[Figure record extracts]
▼
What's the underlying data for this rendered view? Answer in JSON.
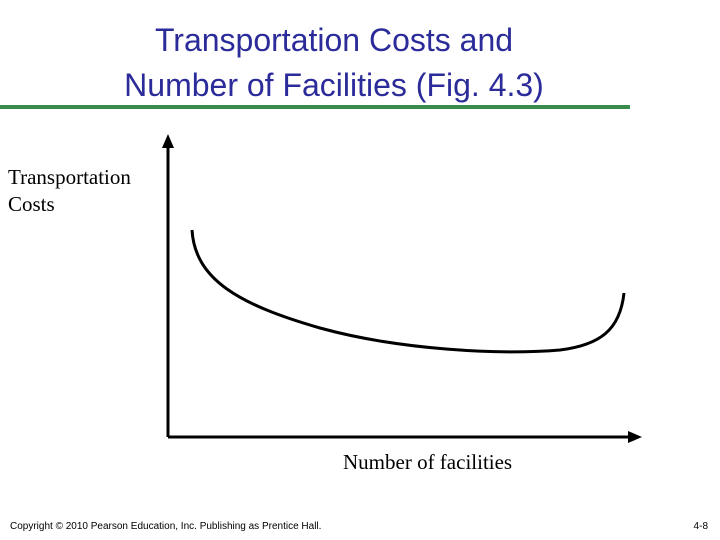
{
  "header": {
    "title_lines": [
      "Transportation Costs and",
      "Number of Facilities (Fig. 4.3)"
    ]
  },
  "diagram": {
    "y_axis_label_lines": [
      "Transportation",
      "Costs"
    ],
    "x_axis_label": "Number of facilities"
  },
  "footer": {
    "copyright": "Copyright © 2010 Pearson Education, Inc. Publishing as Prentice Hall.",
    "page": "4-8"
  }
}
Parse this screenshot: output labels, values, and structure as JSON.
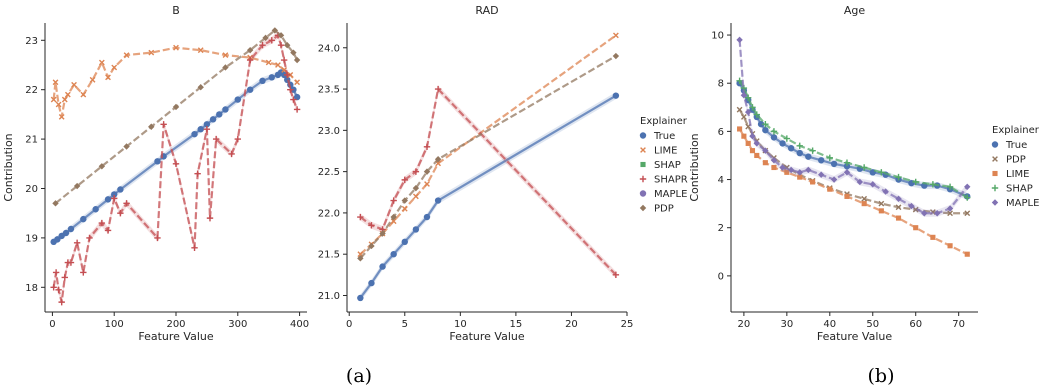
{
  "captions": [
    "(a)",
    "(b)"
  ],
  "colors": {
    "True": "#4C72B0",
    "LIME": "#DD8452",
    "SHAP": "#55A868",
    "SHAPR": "#C44E52",
    "MAPLE": "#8172B3",
    "PDP": "#937860"
  },
  "chart_data": [
    {
      "type": "line",
      "title": "B",
      "xlabel": "Feature Value",
      "ylabel": "Contribution",
      "xlim": [
        -12,
        412
      ],
      "ylim": [
        17.5,
        23.35
      ],
      "xticks": [
        0,
        100,
        200,
        300,
        400
      ],
      "yticks": [
        18,
        19,
        20,
        21,
        22,
        23
      ],
      "series": [
        {
          "name": "True",
          "marker": "circle",
          "band": true,
          "x": [
            2,
            8,
            15,
            22,
            30,
            50,
            70,
            90,
            100,
            110,
            170,
            180,
            230,
            240,
            250,
            260,
            270,
            280,
            300,
            320,
            340,
            355,
            365,
            370,
            375,
            380,
            385,
            390,
            396
          ],
          "y": [
            18.92,
            18.97,
            19.04,
            19.1,
            19.18,
            19.38,
            19.58,
            19.78,
            19.88,
            19.98,
            20.55,
            20.65,
            21.1,
            21.2,
            21.3,
            21.4,
            21.5,
            21.6,
            21.8,
            22.0,
            22.18,
            22.25,
            22.3,
            22.35,
            22.3,
            22.2,
            22.1,
            22.0,
            21.85
          ]
        },
        {
          "name": "LIME",
          "marker": "x",
          "band": false,
          "x": [
            2,
            5,
            10,
            15,
            20,
            25,
            35,
            50,
            65,
            80,
            90,
            100,
            120,
            160,
            200,
            240,
            280,
            320,
            350,
            365,
            375,
            385,
            396
          ],
          "y": [
            21.8,
            22.15,
            21.7,
            21.45,
            21.8,
            21.9,
            22.1,
            21.9,
            22.2,
            22.55,
            22.25,
            22.45,
            22.7,
            22.75,
            22.85,
            22.8,
            22.7,
            22.65,
            22.55,
            22.5,
            22.4,
            22.3,
            22.15
          ]
        },
        {
          "name": "SHAPR",
          "marker": "plus",
          "band": true,
          "x": [
            2,
            6,
            10,
            15,
            20,
            25,
            30,
            40,
            50,
            60,
            80,
            90,
            100,
            110,
            120,
            170,
            180,
            200,
            230,
            235,
            250,
            255,
            265,
            290,
            300,
            320,
            340,
            355,
            365,
            370,
            375,
            380,
            385,
            390,
            396
          ],
          "y": [
            18.0,
            18.3,
            17.95,
            17.7,
            18.2,
            18.5,
            18.5,
            18.9,
            18.3,
            19.0,
            19.3,
            19.15,
            19.8,
            19.5,
            19.7,
            19.0,
            21.3,
            20.5,
            18.8,
            20.3,
            21.2,
            19.4,
            21.0,
            20.7,
            21.0,
            22.6,
            22.9,
            23.0,
            23.1,
            22.9,
            22.6,
            22.3,
            22.0,
            21.8,
            21.6
          ]
        },
        {
          "name": "PDP",
          "marker": "diamond",
          "band": false,
          "x": [
            5,
            40,
            80,
            120,
            160,
            200,
            240,
            280,
            320,
            345,
            360,
            370,
            380,
            390,
            396
          ],
          "y": [
            19.7,
            20.05,
            20.45,
            20.85,
            21.25,
            21.65,
            22.05,
            22.45,
            22.8,
            23.05,
            23.2,
            23.1,
            22.9,
            22.75,
            22.6
          ]
        }
      ]
    },
    {
      "type": "line",
      "title": "RAD",
      "xlabel": "Feature Value",
      "ylabel": "",
      "xlim": [
        -0.2,
        25
      ],
      "ylim": [
        20.8,
        24.3
      ],
      "xticks": [
        0,
        5,
        10,
        15,
        20,
        25
      ],
      "yticks": [
        21.0,
        21.5,
        22.0,
        22.5,
        23.0,
        23.5,
        24.0
      ],
      "series": [
        {
          "name": "True",
          "marker": "circle",
          "band": true,
          "x": [
            1,
            2,
            3,
            4,
            5,
            6,
            7,
            8,
            24
          ],
          "y": [
            20.97,
            21.15,
            21.35,
            21.5,
            21.65,
            21.8,
            21.95,
            22.15,
            23.42
          ]
        },
        {
          "name": "LIME",
          "marker": "x",
          "band": false,
          "x": [
            1,
            2,
            3,
            4,
            5,
            6,
            7,
            8,
            24
          ],
          "y": [
            21.5,
            21.62,
            21.75,
            21.9,
            22.05,
            22.2,
            22.35,
            22.6,
            24.15
          ]
        },
        {
          "name": "SHAPR",
          "marker": "plus",
          "band": true,
          "x": [
            1,
            2,
            3,
            4,
            5,
            6,
            7,
            8,
            24
          ],
          "y": [
            21.95,
            21.85,
            21.8,
            22.15,
            22.4,
            22.5,
            22.8,
            23.5,
            21.25
          ]
        },
        {
          "name": "PDP",
          "marker": "diamond",
          "band": false,
          "x": [
            1,
            2,
            3,
            4,
            5,
            6,
            7,
            8,
            24
          ],
          "y": [
            21.45,
            21.6,
            21.75,
            21.95,
            22.15,
            22.3,
            22.5,
            22.65,
            23.9
          ]
        }
      ],
      "legend": {
        "title": "Explainer",
        "entries": [
          "True",
          "LIME",
          "SHAP",
          "SHAPR",
          "MAPLE",
          "PDP"
        ]
      }
    },
    {
      "type": "line",
      "title": "Age",
      "xlabel": "Feature Value",
      "ylabel": "Contribution",
      "xlim": [
        17,
        74.5
      ],
      "ylim": [
        -1.5,
        10.5
      ],
      "xticks": [
        20,
        30,
        40,
        50,
        60,
        70
      ],
      "yticks": [
        0,
        2,
        4,
        6,
        8,
        10
      ],
      "series": [
        {
          "name": "True",
          "marker": "circle",
          "band": true,
          "x": [
            19,
            20,
            21,
            22,
            23,
            24,
            25,
            27,
            29,
            31,
            33,
            35,
            38,
            41,
            44,
            47,
            50,
            53,
            56,
            59,
            62,
            65,
            68,
            72
          ],
          "y": [
            8.0,
            7.7,
            7.3,
            6.9,
            6.6,
            6.3,
            6.05,
            5.75,
            5.5,
            5.3,
            5.1,
            4.95,
            4.8,
            4.65,
            4.55,
            4.45,
            4.3,
            4.2,
            4.0,
            3.85,
            3.75,
            3.75,
            3.6,
            3.3
          ]
        },
        {
          "name": "PDP",
          "marker": "x",
          "band": false,
          "x": [
            19,
            20,
            21,
            22,
            23,
            25,
            27,
            30,
            33,
            36,
            40,
            44,
            48,
            52,
            56,
            60,
            64,
            68,
            72
          ],
          "y": [
            6.9,
            6.6,
            6.2,
            5.9,
            5.6,
            5.2,
            4.9,
            4.5,
            4.2,
            3.95,
            3.65,
            3.4,
            3.2,
            3.0,
            2.85,
            2.75,
            2.65,
            2.6,
            2.6
          ]
        },
        {
          "name": "LIME",
          "marker": "square",
          "band": false,
          "x": [
            19,
            20,
            21,
            22,
            23,
            25,
            27,
            30,
            33,
            36,
            40,
            44,
            48,
            52,
            56,
            60,
            64,
            68,
            72
          ],
          "y": [
            6.1,
            5.8,
            5.5,
            5.2,
            5.0,
            4.7,
            4.5,
            4.3,
            4.1,
            3.9,
            3.6,
            3.3,
            3.0,
            2.7,
            2.4,
            2.0,
            1.6,
            1.25,
            0.9
          ]
        },
        {
          "name": "SHAP",
          "marker": "plus",
          "band": false,
          "x": [
            19,
            20,
            21,
            22,
            23,
            25,
            27,
            30,
            33,
            36,
            40,
            44,
            48,
            52,
            56,
            60,
            64,
            68,
            72
          ],
          "y": [
            8.1,
            7.8,
            7.4,
            7.0,
            6.7,
            6.3,
            6.0,
            5.7,
            5.4,
            5.2,
            4.9,
            4.7,
            4.5,
            4.3,
            4.1,
            3.9,
            3.8,
            3.7,
            3.25
          ]
        },
        {
          "name": "MAPLE",
          "marker": "diamond",
          "band": true,
          "x": [
            19,
            20,
            21,
            22,
            23,
            25,
            27,
            29,
            31,
            33,
            35,
            38,
            41,
            44,
            47,
            50,
            53,
            56,
            59,
            62,
            65,
            68,
            72
          ],
          "y": [
            9.8,
            7.5,
            6.8,
            5.8,
            5.5,
            5.2,
            4.8,
            4.5,
            4.4,
            4.3,
            4.4,
            4.2,
            4.0,
            4.3,
            3.9,
            3.8,
            3.5,
            3.2,
            2.9,
            2.6,
            2.6,
            2.8,
            3.7
          ]
        }
      ],
      "legend": {
        "title": "Explainer",
        "entries": [
          "True",
          "PDP",
          "LIME",
          "SHAP",
          "MAPLE"
        ]
      }
    }
  ]
}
▲
## Task
Scan the listing above. Collect all lines with the word "SHAPR".

## Exercise result
    "SHAPR": "#C44E52",
          "name": "SHAPR",
          "name": "SHAPR",
          "SHAPR",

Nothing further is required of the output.